[Extracted data entries]
======
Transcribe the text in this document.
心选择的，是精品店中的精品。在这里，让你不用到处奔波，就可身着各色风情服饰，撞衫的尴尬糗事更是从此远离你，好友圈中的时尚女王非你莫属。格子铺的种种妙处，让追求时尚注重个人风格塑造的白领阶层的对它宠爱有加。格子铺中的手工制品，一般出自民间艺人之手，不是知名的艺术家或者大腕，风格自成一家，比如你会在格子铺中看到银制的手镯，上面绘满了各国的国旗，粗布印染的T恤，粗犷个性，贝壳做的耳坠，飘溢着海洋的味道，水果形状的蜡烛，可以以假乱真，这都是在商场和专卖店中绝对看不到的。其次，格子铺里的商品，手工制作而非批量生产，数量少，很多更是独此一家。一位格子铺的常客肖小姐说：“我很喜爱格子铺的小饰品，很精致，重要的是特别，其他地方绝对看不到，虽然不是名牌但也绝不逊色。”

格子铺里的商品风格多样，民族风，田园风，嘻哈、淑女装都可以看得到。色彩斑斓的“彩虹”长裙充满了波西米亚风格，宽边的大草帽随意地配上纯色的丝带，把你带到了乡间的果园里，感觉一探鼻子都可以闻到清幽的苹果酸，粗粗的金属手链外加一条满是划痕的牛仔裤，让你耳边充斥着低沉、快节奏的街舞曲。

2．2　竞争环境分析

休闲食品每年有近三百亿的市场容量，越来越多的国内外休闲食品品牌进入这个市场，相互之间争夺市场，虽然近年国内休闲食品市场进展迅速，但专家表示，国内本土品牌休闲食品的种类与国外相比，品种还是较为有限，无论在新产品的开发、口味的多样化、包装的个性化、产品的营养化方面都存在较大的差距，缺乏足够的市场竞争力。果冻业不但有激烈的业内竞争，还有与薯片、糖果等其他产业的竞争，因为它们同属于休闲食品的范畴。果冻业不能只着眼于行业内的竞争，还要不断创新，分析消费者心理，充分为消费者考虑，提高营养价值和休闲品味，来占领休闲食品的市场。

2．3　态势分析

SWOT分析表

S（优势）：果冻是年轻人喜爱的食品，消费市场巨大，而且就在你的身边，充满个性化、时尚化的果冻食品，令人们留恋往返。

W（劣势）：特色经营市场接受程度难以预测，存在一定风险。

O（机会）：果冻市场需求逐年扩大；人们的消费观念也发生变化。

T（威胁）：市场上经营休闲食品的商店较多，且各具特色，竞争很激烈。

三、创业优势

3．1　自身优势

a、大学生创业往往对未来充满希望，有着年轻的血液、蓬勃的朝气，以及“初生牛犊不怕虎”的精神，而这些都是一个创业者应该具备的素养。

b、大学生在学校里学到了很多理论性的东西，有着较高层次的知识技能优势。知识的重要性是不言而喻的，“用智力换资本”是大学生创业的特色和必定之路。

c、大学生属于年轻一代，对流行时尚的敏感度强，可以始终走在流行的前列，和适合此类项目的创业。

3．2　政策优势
======
> _What needs to be done_
Print all of the data exactly as it was given.

> _Answer to the exercise_
Transcribe the text in this document.
心选择的，是精品店中的精品。在这里，让你不用到处奔波，就可身着各色风情服饰，撞衫的尴尬糗事更是从此远离你，好友圈中的时尚女王非你莫属。格子铺的种种妙处，让追求时尚注重个人风格塑造的白领阶层的对它宠爱有加。格子铺中的手工制品，一般出自民间艺人之手，不是知名的艺术家或者大腕，风格自成一家，比如你会在格子铺中看到银制的手镯，上面绘满了各国的国旗，粗布印染的T恤，粗犷个性，贝壳做的耳坠，飘溢着海洋的味道，水果形状的蜡烛，可以以假乱真，这都是在商场和专卖店中绝对看不到的。其次，格子铺里的商品，手工制作而非批量生产，数量少，很多更是独此一家。一位格子铺的常客肖小姐说：“我很喜爱格子铺的小饰品，很精致，重要的是特别，其他地方绝对看不到，虽然不是名牌但也绝不逊色。”

格子铺里的商品风格多样，民族风，田园风，嘻哈、淑女装都可以看得到。色彩斑斓的“彩虹”长裙充满了波西米亚风格，宽边的大草帽随意地配上纯色的丝带，把你带到了乡间的果园里，感觉一探鼻子都可以闻到清幽的苹果酸，粗粗的金属手链外加一条满是划痕的牛仔裤，让你耳边充斥着低沉、快节奏的街舞曲。

2．2　竞争环境分析

休闲食品每年有近三百亿的市场容量，越来越多的国内外休闲食品品牌进入这个市场，相互之间争夺市场，虽然近年国内休闲食品市场进展迅速，但专家表示，国内本土品牌休闲食品的种类与国外相比，品种还是较为有限，无论在新产品的开发、口味的多样化、包装的个性化、产品的营养化方面都存在较大的差距，缺乏足够的市场竞争力。果冻业不但有激烈的业内竞争，还有与薯片、糖果等其他产业的竞争，因为它们同属于休闲食品的范畴。果冻业不能只着眼于行业内的竞争，还要不断创新，分析消费者心理，充分为消费者考虑，提高营养价值和休闲品味，来占领休闲食品的市场。

2．3　态势分析

SWOT分析表

S（优势）：果冻是年轻人喜爱的食品，消费市场巨大，而且就在你的身边，充满个性化、时尚化的果冻食品，令人们留恋往返。

W（劣势）：特色经营市场接受程度难以预测，存在一定风险。

O（机会）：果冻市场需求逐年扩大；人们的消费观念也发生变化。

T（威胁）：市场上经营休闲食品的商店较多，且各具特色，竞争很激烈。

三、创业优势

3．1　自身优势

a、大学生创业往往对未来充满希望，有着年轻的血液、蓬勃的朝气，以及“初生牛犊不怕虎”的精神，而这些都是一个创业者应该具备的素养。

b、大学生在学校里学到了很多理论性的东西，有着较高层次的知识技能优势。知识的重要性是不言而喻的，“用智力换资本”是大学生创业的特色和必定之路。

c、大学生属于年轻一代，对流行时尚的敏感度强，可以始终走在流行的前列，和适合此类项目的创业。

3．2　政策优势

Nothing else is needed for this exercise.